§ **MATERIAL PROVIDED**
════

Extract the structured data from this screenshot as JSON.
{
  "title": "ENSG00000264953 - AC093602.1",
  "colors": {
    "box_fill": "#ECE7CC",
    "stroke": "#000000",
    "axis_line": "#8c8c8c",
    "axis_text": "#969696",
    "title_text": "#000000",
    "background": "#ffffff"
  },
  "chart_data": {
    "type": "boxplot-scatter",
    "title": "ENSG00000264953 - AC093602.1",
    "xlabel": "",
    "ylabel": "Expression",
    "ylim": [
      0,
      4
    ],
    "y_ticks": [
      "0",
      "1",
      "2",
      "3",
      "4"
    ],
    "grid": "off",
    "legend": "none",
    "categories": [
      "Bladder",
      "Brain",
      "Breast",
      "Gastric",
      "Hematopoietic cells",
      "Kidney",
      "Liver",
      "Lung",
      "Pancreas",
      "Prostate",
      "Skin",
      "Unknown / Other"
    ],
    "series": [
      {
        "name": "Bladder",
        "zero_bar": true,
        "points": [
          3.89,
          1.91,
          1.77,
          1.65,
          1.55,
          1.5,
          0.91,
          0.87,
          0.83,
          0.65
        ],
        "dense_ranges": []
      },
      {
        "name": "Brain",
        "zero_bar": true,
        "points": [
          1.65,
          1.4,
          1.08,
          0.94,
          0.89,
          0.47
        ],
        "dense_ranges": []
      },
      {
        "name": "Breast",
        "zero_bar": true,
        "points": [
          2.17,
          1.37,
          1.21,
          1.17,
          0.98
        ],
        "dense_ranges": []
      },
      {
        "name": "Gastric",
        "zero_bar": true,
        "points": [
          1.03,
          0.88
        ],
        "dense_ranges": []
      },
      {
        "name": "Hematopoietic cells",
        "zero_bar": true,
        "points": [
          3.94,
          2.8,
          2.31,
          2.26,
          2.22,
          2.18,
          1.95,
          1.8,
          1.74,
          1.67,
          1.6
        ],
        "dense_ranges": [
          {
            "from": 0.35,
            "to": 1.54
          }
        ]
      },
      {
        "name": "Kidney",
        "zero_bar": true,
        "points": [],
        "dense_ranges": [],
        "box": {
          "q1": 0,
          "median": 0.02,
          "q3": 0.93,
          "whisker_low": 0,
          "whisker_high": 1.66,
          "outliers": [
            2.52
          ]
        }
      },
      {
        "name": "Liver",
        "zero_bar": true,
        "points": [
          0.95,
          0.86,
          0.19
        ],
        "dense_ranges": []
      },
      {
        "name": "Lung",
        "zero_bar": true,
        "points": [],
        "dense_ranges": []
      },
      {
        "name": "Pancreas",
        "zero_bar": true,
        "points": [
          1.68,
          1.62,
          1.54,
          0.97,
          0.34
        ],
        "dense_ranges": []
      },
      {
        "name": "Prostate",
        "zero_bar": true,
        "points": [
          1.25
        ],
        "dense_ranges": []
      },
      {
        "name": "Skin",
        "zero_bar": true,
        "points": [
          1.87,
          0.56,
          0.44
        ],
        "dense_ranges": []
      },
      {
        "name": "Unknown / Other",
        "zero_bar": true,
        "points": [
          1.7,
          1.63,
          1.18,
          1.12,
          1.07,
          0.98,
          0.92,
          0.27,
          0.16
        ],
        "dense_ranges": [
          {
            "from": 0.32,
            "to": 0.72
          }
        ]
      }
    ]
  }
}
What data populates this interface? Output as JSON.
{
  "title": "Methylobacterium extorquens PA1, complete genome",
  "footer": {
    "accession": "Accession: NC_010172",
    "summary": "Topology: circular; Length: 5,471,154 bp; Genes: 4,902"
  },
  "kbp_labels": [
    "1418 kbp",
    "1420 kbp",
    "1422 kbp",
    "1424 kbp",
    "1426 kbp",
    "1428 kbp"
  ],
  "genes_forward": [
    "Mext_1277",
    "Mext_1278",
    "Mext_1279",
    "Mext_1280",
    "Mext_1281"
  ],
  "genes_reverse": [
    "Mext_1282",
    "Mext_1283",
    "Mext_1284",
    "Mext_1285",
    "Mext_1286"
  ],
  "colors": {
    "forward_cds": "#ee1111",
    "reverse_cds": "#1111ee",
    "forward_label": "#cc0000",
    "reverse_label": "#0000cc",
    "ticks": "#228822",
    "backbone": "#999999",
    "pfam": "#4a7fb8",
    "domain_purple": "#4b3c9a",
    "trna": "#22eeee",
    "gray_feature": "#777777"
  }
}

════

§ **TASK OBJECTIVE**
I'd like every record written out exactly as given.

§ **TASK RESULT**
Extract the structured data from this screenshot as JSON.
{
  "title": "ENSG00000264953 - AC093602.1",
  "colors": {
    "box_fill": "#ECE7CC",
    "stroke": "#000000",
    "axis_line": "#8c8c8c",
    "axis_text": "#969696",
    "title_text": "#000000",
    "background": "#ffffff"
  },
  "chart_data": {
    "type": "boxplot-scatter",
    "title": "ENSG00000264953 - AC093602.1",
    "xlabel": "",
    "ylabel": "Expression",
    "ylim": [
      0,
      4
    ],
    "y_ticks": [
      "0",
      "1",
      "2",
      "3",
      "4"
    ],
    "grid": "off",
    "legend": "none",
    "categories": [
      "Bladder",
      "Brain",
      "Breast",
      "Gastric",
      "Hematopoietic cells",
      "Kidney",
      "Liver",
      "Lung",
      "Pancreas",
      "Prostate",
      "Skin",
      "Unknown / Other"
    ],
    "series": [
      {
        "name": "Bladder",
        "zero_bar": true,
        "points": [
          3.89,
          1.91,
          1.77,
          1.65,
          1.55,
          1.5,
          0.91,
          0.87,
          0.83,
          0.65
        ],
        "dense_ranges": []
      },
      {
        "name": "Brain",
        "zero_bar": true,
        "points": [
          1.65,
          1.4,
          1.08,
          0.94,
          0.89,
          0.47
        ],
        "dense_ranges": []
      },
      {
        "name": "Breast",
        "zero_bar": true,
        "points": [
          2.17,
          1.37,
          1.21,
          1.17,
          0.98
        ],
        "dense_ranges": []
      },
      {
        "name": "Gastric",
        "zero_bar": true,
        "points": [
          1.03,
          0.88
        ],
        "dense_ranges": []
      },
      {
        "name": "Hematopoietic cells",
        "zero_bar": true,
        "points": [
          3.94,
          2.8,
          2.31,
          2.26,
          2.22,
          2.18,
          1.95,
          1.8,
          1.74,
          1.67,
          1.6
        ],
        "dense_ranges": [
          {
            "from": 0.35,
            "to": 1.54
          }
        ]
      },
      {
        "name": "Kidney",
        "zero_bar": true,
        "points": [],
        "dense_ranges": [],
        "box": {
          "q1": 0,
          "median": 0.02,
          "q3": 0.93,
          "whisker_low": 0,
          "whisker_high": 1.66,
          "outliers": [
            2.52
          ]
        }
      },
      {
        "name": "Liver",
        "zero_bar": true,
        "points": [
          0.95,
          0.86,
          0.19
        ],
        "dense_ranges": []
      },
      {
        "name": "Lung",
        "zero_bar": true,
        "points": [],
        "dense_ranges": []
      },
      {
        "name": "Pancreas",
        "zero_bar": true,
        "points": [
          1.68,
          1.62,
          1.54,
          0.97,
          0.34
        ],
        "dense_ranges": []
      },
      {
        "name": "Prostate",
        "zero_bar": true,
        "points": [
          1.25
        ],
        "dense_ranges": []
      },
      {
        "name": "Skin",
        "zero_bar": true,
        "points": [
          1.87,
          0.56,
          0.44
        ],
        "dense_ranges": []
      },
      {
        "name": "Unknown / Other",
        "zero_bar": true,
        "points": [
          1.7,
          1.63,
          1.18,
          1.12,
          1.07,
          0.98,
          0.92,
          0.27,
          0.16
        ],
        "dense_ranges": [
          {
            "from": 0.32,
            "to": 0.72
          }
        ]
      }
    ]
  }
}
What data populates this interface? Output as JSON.
{
  "title": "Methylobacterium extorquens PA1, complete genome",
  "footer": {
    "accession": "Accession: NC_010172",
    "summary": "Topology: circular; Length: 5,471,154 bp; Genes: 4,902"
  },
  "kbp_labels": [
    "1418 kbp",
    "1420 kbp",
    "1422 kbp",
    "1424 kbp",
    "1426 kbp",
    "1428 kbp"
  ],
  "genes_forward": [
    "Mext_1277",
    "Mext_1278",
    "Mext_1279",
    "Mext_1280",
    "Mext_1281"
  ],
  "genes_reverse": [
    "Mext_1282",
    "Mext_1283",
    "Mext_1284",
    "Mext_1285",
    "Mext_1286"
  ],
  "colors": {
    "forward_cds": "#ee1111",
    "reverse_cds": "#1111ee",
    "forward_label": "#cc0000",
    "reverse_label": "#0000cc",
    "ticks": "#228822",
    "backbone": "#999999",
    "pfam": "#4a7fb8",
    "domain_purple": "#4b3c9a",
    "trna": "#22eeee",
    "gray_feature": "#777777"
  }
}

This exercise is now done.